* _Aim of the task_: Return each line of the records below that contains the string "more".

Stored data entries
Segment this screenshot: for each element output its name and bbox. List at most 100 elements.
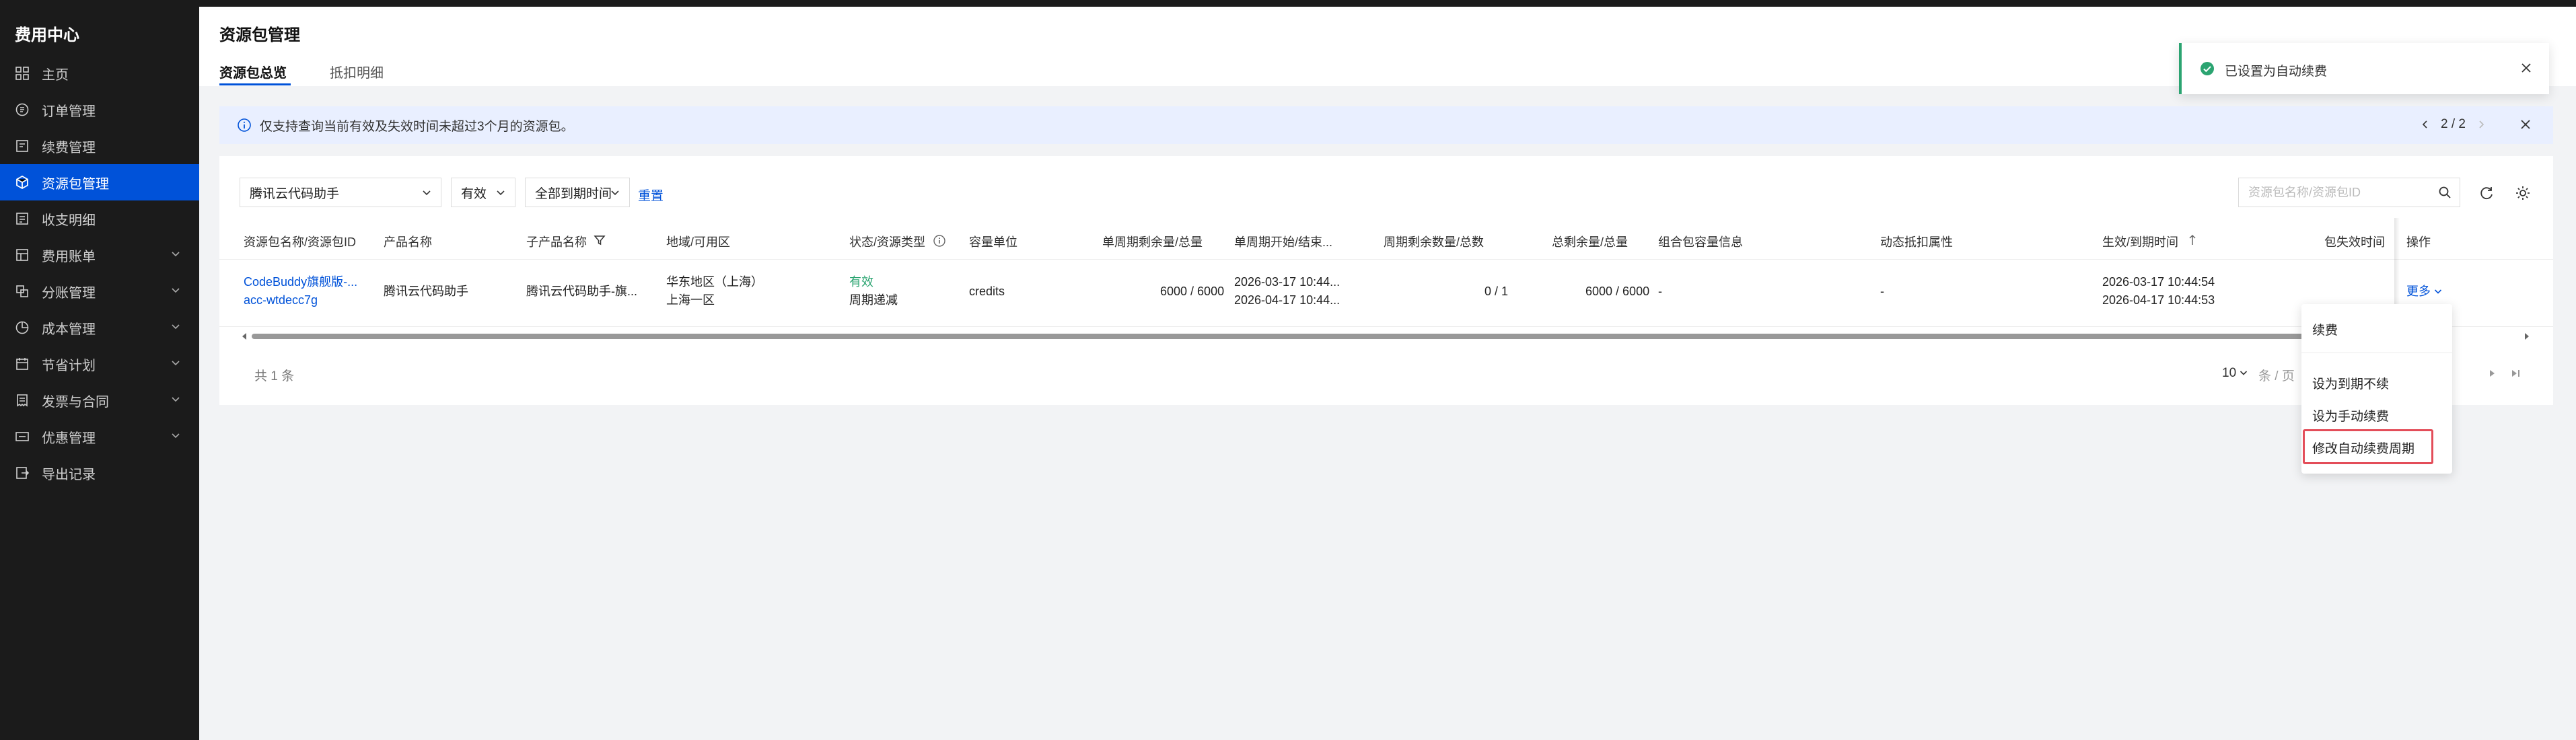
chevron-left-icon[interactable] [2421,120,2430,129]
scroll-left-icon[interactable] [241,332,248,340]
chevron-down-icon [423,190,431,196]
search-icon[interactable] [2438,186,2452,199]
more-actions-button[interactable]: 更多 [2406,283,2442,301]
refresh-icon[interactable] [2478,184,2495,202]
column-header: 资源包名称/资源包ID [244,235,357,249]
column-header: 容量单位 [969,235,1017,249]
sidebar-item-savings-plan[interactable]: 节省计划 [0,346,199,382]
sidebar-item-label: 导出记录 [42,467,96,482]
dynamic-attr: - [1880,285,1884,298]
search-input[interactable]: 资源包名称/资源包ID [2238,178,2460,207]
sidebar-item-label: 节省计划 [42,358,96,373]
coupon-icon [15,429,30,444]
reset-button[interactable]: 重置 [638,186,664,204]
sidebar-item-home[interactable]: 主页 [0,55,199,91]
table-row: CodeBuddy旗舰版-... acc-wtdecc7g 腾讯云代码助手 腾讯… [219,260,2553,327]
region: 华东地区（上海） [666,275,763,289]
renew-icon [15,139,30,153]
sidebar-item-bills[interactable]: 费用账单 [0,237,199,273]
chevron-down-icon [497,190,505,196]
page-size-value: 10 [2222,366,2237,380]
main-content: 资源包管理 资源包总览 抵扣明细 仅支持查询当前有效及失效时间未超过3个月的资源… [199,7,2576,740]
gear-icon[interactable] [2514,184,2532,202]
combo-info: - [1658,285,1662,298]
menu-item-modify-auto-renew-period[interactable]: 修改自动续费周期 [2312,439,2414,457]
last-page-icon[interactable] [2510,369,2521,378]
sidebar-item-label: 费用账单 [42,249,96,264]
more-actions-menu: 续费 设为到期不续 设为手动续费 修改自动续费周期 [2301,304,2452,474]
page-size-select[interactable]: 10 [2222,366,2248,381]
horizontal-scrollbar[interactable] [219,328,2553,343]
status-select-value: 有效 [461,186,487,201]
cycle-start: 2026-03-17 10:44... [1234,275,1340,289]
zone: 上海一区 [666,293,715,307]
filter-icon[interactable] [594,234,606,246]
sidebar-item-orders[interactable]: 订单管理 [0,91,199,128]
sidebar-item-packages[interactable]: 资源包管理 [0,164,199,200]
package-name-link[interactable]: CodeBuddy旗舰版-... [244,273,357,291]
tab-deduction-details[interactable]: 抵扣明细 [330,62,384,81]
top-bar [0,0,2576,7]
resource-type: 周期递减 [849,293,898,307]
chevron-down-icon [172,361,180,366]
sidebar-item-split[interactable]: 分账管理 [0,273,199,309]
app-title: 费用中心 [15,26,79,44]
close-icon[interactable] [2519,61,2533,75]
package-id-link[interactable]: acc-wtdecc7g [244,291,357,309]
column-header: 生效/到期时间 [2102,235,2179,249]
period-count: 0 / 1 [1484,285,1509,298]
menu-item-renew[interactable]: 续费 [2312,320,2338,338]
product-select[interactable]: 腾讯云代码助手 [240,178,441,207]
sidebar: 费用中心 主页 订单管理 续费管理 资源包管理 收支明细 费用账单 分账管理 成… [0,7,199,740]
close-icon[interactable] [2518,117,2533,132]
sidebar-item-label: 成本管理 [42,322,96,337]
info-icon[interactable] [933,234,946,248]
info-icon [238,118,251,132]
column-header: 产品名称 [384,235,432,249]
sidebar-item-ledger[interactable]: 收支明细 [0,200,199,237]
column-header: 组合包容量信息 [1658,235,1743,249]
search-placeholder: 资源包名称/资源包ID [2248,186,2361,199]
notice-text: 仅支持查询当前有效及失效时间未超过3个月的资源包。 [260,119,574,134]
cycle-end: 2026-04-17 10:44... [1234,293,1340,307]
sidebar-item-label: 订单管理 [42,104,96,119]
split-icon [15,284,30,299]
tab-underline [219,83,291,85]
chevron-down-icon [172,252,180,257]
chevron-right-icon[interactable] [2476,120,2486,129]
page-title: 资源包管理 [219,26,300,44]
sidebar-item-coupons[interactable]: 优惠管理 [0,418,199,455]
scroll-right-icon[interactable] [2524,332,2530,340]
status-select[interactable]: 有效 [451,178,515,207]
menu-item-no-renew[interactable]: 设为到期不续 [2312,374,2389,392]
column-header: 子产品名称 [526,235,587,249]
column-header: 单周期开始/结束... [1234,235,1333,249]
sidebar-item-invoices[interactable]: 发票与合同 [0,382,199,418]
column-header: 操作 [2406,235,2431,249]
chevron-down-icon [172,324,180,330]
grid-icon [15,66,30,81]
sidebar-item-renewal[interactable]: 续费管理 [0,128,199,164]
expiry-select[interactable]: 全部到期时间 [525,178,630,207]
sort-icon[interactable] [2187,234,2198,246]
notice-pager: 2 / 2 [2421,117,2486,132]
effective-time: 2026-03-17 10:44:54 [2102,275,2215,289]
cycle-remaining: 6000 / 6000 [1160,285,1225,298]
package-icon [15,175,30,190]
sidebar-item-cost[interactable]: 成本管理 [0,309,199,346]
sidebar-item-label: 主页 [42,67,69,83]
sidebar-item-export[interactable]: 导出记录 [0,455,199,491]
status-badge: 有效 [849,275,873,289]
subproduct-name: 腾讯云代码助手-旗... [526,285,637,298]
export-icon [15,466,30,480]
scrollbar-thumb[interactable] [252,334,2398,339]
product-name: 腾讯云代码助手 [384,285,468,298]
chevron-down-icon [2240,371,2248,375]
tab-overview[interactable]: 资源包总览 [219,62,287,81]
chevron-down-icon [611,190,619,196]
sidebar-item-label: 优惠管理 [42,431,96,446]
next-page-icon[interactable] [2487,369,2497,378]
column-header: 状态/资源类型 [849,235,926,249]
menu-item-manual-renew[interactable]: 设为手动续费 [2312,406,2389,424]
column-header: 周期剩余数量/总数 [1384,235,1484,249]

* _The answer_:
more-actions-button[interactable]: 更多 [2406,283,2442,301]
more-actions-menu: 续费 设为到期不续 设为手动续费 修改自动续费周期 [2301,304,2452,474]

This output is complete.